◆ Work instructions ◆
Retype the material below. Keep every word exactly as it is.

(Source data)
************
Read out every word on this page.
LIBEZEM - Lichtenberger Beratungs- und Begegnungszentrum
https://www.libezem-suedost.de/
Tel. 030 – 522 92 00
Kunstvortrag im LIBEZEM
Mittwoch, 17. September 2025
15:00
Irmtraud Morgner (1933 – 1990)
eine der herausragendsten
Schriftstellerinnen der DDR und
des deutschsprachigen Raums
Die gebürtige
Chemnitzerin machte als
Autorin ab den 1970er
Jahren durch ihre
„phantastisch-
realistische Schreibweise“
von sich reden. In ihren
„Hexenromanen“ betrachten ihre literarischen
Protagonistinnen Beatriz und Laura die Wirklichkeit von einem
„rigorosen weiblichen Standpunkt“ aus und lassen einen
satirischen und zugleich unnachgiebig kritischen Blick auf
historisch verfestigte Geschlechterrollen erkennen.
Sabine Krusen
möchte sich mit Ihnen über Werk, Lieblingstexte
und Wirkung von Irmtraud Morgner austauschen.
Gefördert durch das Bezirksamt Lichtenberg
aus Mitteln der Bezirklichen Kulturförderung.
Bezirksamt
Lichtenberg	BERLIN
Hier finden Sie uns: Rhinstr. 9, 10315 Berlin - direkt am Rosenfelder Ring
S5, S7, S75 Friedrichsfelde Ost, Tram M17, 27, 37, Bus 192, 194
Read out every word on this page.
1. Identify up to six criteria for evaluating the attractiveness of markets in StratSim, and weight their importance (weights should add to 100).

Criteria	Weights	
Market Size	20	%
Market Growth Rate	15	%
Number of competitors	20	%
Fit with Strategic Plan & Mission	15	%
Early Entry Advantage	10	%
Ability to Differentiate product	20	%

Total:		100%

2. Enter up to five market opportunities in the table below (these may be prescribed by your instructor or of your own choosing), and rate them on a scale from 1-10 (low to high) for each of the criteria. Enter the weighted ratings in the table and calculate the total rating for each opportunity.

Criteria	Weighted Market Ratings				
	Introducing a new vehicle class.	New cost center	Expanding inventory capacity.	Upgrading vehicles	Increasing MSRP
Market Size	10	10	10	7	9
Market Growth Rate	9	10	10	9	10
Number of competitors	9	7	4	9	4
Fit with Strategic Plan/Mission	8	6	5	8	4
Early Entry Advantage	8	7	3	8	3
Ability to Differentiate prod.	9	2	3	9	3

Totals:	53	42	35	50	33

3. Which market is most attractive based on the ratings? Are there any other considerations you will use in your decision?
************
◆ Task result ◆
Read out every word on this page.
LIBEZEM - Lichtenberger Beratungs- und Begegnungszentrum
https://www.libezem-suedost.de/
Tel. 030 – 522 92 00
Kunstvortrag im LIBEZEM
Mittwoch, 17. September 2025
15:00
Irmtraud Morgner (1933 – 1990)
eine der herausragendsten
Schriftstellerinnen der DDR und
des deutschsprachigen Raums
Die gebürtige
Chemnitzerin machte als
Autorin ab den 1970er
Jahren durch ihre
„phantastisch-
realistische Schreibweise“
von sich reden. In ihren
„Hexenromanen“ betrachten ihre literarischen
Protagonistinnen Beatriz und Laura die Wirklichkeit von einem
„rigorosen weiblichen Standpunkt“ aus und lassen einen
satirischen und zugleich unnachgiebig kritischen Blick auf
historisch verfestigte Geschlechterrollen erkennen.
Sabine Krusen
möchte sich mit Ihnen über Werk, Lieblingstexte
und Wirkung von Irmtraud Morgner austauschen.
Gefördert durch das Bezirksamt Lichtenberg
aus Mitteln der Bezirklichen Kulturförderung.
Bezirksamt
Lichtenberg	BERLIN
Hier finden Sie uns: Rhinstr. 9, 10315 Berlin - direkt am Rosenfelder Ring
S5, S7, S75 Friedrichsfelde Ost, Tram M17, 27, 37, Bus 192, 194
Read out every word on this page.
1. Identify up to six criteria for evaluating the attractiveness of markets in StratSim, and weight their importance (weights should add to 100).

Criteria	Weights	
Market Size	20	%
Market Growth Rate	15	%
Number of competitors	20	%
Fit with Strategic Plan & Mission	15	%
Early Entry Advantage	10	%
Ability to Differentiate product	20	%

Total:		100%

2. Enter up to five market opportunities in the table below (these may be prescribed by your instructor or of your own choosing), and rate them on a scale from 1-10 (low to high) for each of the criteria. Enter the weighted ratings in the table and calculate the total rating for each opportunity.

Criteria	Weighted Market Ratings				
	Introducing a new vehicle class.	New cost center	Expanding inventory capacity.	Upgrading vehicles	Increasing MSRP
Market Size	10	10	10	7	9
Market Growth Rate	9	10	10	9	10
Number of competitors	9	7	4	9	4
Fit with Strategic Plan/Mission	8	6	5	8	4
Early Entry Advantage	8	7	3	8	3
Ability to Differentiate prod.	9	2	3	9	3

Totals:	53	42	35	50	33

3. Which market is most attractive based on the ratings? Are there any other considerations you will use in your decision?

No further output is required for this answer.